■ What is being asked: Copy every record below exactly.

** START OF Records for the task **

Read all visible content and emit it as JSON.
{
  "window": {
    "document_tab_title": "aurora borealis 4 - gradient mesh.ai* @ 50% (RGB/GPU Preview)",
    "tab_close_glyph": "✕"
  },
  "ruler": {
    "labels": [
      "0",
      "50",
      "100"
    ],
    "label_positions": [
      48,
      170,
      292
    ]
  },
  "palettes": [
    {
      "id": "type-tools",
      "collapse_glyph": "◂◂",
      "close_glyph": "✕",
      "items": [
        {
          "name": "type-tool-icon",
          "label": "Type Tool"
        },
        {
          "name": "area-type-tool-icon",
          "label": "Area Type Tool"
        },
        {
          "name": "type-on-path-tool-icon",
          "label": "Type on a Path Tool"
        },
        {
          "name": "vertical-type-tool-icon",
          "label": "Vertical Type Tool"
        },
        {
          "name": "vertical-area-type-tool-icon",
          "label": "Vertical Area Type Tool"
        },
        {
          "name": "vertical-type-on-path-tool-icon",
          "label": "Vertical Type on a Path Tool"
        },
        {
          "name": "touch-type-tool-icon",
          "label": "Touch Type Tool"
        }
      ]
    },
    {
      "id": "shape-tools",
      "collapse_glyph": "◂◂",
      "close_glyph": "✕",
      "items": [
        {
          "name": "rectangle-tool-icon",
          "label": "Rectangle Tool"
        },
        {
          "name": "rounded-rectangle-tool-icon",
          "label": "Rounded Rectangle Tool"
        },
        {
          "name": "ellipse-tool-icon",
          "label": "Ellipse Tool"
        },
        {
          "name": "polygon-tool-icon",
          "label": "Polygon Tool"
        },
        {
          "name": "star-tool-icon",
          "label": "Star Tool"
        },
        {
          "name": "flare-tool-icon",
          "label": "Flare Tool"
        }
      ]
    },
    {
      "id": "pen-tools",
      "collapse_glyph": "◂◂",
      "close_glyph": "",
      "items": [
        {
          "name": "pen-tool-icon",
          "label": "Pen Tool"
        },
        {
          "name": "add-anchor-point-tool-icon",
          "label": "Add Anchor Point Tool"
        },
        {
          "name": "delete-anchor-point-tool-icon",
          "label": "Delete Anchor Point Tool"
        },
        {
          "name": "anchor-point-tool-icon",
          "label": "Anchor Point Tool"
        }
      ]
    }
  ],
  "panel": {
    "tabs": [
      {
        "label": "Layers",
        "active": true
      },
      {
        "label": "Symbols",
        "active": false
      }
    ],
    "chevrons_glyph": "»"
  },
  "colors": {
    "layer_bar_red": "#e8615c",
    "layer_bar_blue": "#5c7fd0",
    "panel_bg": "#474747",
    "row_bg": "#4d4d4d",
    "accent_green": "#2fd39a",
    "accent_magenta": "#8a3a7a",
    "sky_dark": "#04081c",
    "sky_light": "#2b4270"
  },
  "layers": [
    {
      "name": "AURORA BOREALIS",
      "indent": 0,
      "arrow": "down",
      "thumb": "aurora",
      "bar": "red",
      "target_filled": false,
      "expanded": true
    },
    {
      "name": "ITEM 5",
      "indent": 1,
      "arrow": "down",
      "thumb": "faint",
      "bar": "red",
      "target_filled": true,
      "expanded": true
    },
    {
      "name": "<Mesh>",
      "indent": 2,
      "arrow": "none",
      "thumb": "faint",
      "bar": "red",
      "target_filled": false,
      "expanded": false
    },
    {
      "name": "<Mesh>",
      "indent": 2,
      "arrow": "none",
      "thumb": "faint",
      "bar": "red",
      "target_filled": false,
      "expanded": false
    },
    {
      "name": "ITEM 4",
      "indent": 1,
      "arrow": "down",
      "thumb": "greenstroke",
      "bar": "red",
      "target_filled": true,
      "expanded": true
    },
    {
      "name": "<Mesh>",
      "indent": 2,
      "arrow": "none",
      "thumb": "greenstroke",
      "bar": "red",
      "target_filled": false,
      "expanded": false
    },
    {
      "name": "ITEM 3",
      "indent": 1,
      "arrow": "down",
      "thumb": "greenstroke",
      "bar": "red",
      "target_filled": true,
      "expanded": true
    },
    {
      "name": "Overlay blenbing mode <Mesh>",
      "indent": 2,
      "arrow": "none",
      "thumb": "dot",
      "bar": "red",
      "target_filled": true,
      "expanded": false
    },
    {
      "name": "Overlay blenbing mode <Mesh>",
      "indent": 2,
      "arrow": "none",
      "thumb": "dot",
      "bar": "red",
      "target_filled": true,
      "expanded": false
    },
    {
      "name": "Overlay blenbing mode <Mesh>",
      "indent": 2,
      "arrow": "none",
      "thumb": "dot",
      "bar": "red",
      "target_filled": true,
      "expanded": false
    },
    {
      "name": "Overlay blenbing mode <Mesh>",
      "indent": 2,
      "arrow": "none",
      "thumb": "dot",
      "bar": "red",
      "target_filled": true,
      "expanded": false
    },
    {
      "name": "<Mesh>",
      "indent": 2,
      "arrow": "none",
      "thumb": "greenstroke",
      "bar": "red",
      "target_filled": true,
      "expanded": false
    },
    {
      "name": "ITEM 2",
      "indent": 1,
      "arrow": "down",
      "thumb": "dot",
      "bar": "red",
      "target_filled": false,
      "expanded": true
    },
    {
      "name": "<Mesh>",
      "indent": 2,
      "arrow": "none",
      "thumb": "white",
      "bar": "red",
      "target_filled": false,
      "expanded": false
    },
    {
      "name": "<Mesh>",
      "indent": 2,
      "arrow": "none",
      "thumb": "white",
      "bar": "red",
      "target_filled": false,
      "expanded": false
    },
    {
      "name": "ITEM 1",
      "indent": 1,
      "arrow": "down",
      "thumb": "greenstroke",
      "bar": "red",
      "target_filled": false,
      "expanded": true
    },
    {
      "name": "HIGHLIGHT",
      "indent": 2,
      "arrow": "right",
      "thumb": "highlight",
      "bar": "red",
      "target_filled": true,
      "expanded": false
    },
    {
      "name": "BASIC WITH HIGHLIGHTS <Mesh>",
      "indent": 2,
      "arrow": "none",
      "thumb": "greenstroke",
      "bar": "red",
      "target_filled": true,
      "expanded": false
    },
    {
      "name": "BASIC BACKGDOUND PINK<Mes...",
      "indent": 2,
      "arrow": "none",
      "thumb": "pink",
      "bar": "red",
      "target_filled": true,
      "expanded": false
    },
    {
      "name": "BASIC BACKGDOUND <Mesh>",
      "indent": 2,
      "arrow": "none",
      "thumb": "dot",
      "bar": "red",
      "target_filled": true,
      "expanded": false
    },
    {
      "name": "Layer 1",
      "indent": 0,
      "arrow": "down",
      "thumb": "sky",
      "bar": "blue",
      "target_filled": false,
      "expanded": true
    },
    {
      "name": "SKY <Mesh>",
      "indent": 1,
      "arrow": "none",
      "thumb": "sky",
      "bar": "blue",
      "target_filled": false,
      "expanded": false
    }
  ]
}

** END OF Records for the task **

■ Correct result:
Read all visible content and emit it as JSON.
{
  "window": {
    "document_tab_title": "aurora borealis 4 - gradient mesh.ai* @ 50% (RGB/GPU Preview)",
    "tab_close_glyph": "✕"
  },
  "ruler": {
    "labels": [
      "0",
      "50",
      "100"
    ],
    "label_positions": [
      48,
      170,
      292
    ]
  },
  "palettes": [
    {
      "id": "type-tools",
      "collapse_glyph": "◂◂",
      "close_glyph": "✕",
      "items": [
        {
          "name": "type-tool-icon",
          "label": "Type Tool"
        },
        {
          "name": "area-type-tool-icon",
          "label": "Area Type Tool"
        },
        {
          "name": "type-on-path-tool-icon",
          "label": "Type on a Path Tool"
        },
        {
          "name": "vertical-type-tool-icon",
          "label": "Vertical Type Tool"
        },
        {
          "name": "vertical-area-type-tool-icon",
          "label": "Vertical Area Type Tool"
        },
        {
          "name": "vertical-type-on-path-tool-icon",
          "label": "Vertical Type on a Path Tool"
        },
        {
          "name": "touch-type-tool-icon",
          "label": "Touch Type Tool"
        }
      ]
    },
    {
      "id": "shape-tools",
      "collapse_glyph": "◂◂",
      "close_glyph": "✕",
      "items": [
        {
          "name": "rectangle-tool-icon",
          "label": "Rectangle Tool"
        },
        {
          "name": "rounded-rectangle-tool-icon",
          "label": "Rounded Rectangle Tool"
        },
        {
          "name": "ellipse-tool-icon",
          "label": "Ellipse Tool"
        },
        {
          "name": "polygon-tool-icon",
          "label": "Polygon Tool"
        },
        {
          "name": "star-tool-icon",
          "label": "Star Tool"
        },
        {
          "name": "flare-tool-icon",
          "label": "Flare Tool"
        }
      ]
    },
    {
      "id": "pen-tools",
      "collapse_glyph": "◂◂",
      "close_glyph": "",
      "items": [
        {
          "name": "pen-tool-icon",
          "label": "Pen Tool"
        },
        {
          "name": "add-anchor-point-tool-icon",
          "label": "Add Anchor Point Tool"
        },
        {
          "name": "delete-anchor-point-tool-icon",
          "label": "Delete Anchor Point Tool"
        },
        {
          "name": "anchor-point-tool-icon",
          "label": "Anchor Point Tool"
        }
      ]
    }
  ],
  "panel": {
    "tabs": [
      {
        "label": "Layers",
        "active": true
      },
      {
        "label": "Symbols",
        "active": false
      }
    ],
    "chevrons_glyph": "»"
  },
  "colors": {
    "layer_bar_red": "#e8615c",
    "layer_bar_blue": "#5c7fd0",
    "panel_bg": "#474747",
    "row_bg": "#4d4d4d",
    "accent_green": "#2fd39a",
    "accent_magenta": "#8a3a7a",
    "sky_dark": "#04081c",
    "sky_light": "#2b4270"
  },
  "layers": [
    {
      "name": "AURORA BOREALIS",
      "indent": 0,
      "arrow": "down",
      "thumb": "aurora",
      "bar": "red",
      "target_filled": false,
      "expanded": true
    },
    {
      "name": "ITEM 5",
      "indent": 1,
      "arrow": "down",
      "thumb": "faint",
      "bar": "red",
      "target_filled": true,
      "expanded": true
    },
    {
      "name": "<Mesh>",
      "indent": 2,
      "arrow": "none",
      "thumb": "faint",
      "bar": "red",
      "target_filled": false,
      "expanded": false
    },
    {
      "name": "<Mesh>",
      "indent": 2,
      "arrow": "none",
      "thumb": "faint",
      "bar": "red",
      "target_filled": false,
      "expanded": false
    },
    {
      "name": "ITEM 4",
      "indent": 1,
      "arrow": "down",
      "thumb": "greenstroke",
      "bar": "red",
      "target_filled": true,
      "expanded": true
    },
    {
      "name": "<Mesh>",
      "indent": 2,
      "arrow": "none",
      "thumb": "greenstroke",
      "bar": "red",
      "target_filled": false,
      "expanded": false
    },
    {
      "name": "ITEM 3",
      "indent": 1,
      "arrow": "down",
      "thumb": "greenstroke",
      "bar": "red",
      "target_filled": true,
      "expanded": true
    },
    {
      "name": "Overlay blenbing mode <Mesh>",
      "indent": 2,
      "arrow": "none",
      "thumb": "dot",
      "bar": "red",
      "target_filled": true,
      "expanded": false
    },
    {
      "name": "Overlay blenbing mode <Mesh>",
      "indent": 2,
      "arrow": "none",
      "thumb": "dot",
      "bar": "red",
      "target_filled": true,
      "expanded": false
    },
    {
      "name": "Overlay blenbing mode <Mesh>",
      "indent": 2,
      "arrow": "none",
      "thumb": "dot",
      "bar": "red",
      "target_filled": true,
      "expanded": false
    },
    {
      "name": "Overlay blenbing mode <Mesh>",
      "indent": 2,
      "arrow": "none",
      "thumb": "dot",
      "bar": "red",
      "target_filled": true,
      "expanded": false
    },
    {
      "name": "<Mesh>",
      "indent": 2,
      "arrow": "none",
      "thumb": "greenstroke",
      "bar": "red",
      "target_filled": true,
      "expanded": false
    },
    {
      "name": "ITEM 2",
      "indent": 1,
      "arrow": "down",
      "thumb": "dot",
      "bar": "red",
      "target_filled": false,
      "expanded": true
    },
    {
      "name": "<Mesh>",
      "indent": 2,
      "arrow": "none",
      "thumb": "white",
      "bar": "red",
      "target_filled": false,
      "expanded": false
    },
    {
      "name": "<Mesh>",
      "indent": 2,
      "arrow": "none",
      "thumb": "white",
      "bar": "red",
      "target_filled": false,
      "expanded": false
    },
    {
      "name": "ITEM 1",
      "indent": 1,
      "arrow": "down",
      "thumb": "greenstroke",
      "bar": "red",
      "target_filled": false,
      "expanded": true
    },
    {
      "name": "HIGHLIGHT",
      "indent": 2,
      "arrow": "right",
      "thumb": "highlight",
      "bar": "red",
      "target_filled": true,
      "expanded": false
    },
    {
      "name": "BASIC WITH HIGHLIGHTS <Mesh>",
      "indent": 2,
      "arrow": "none",
      "thumb": "greenstroke",
      "bar": "red",
      "target_filled": true,
      "expanded": false
    },
    {
      "name": "BASIC BACKGDOUND PINK<Mes...",
      "indent": 2,
      "arrow": "none",
      "thumb": "pink",
      "bar": "red",
      "target_filled": true,
      "expanded": false
    },
    {
      "name": "BASIC BACKGDOUND <Mesh>",
      "indent": 2,
      "arrow": "none",
      "thumb": "dot",
      "bar": "red",
      "target_filled": true,
      "expanded": false
    },
    {
      "name": "Layer 1",
      "indent": 0,
      "arrow": "down",
      "thumb": "sky",
      "bar": "blue",
      "target_filled": false,
      "expanded": true
    },
    {
      "name": "SKY <Mesh>",
      "indent": 1,
      "arrow": "none",
      "thumb": "sky",
      "bar": "blue",
      "target_filled": false,
      "expanded": false
    }
  ]
}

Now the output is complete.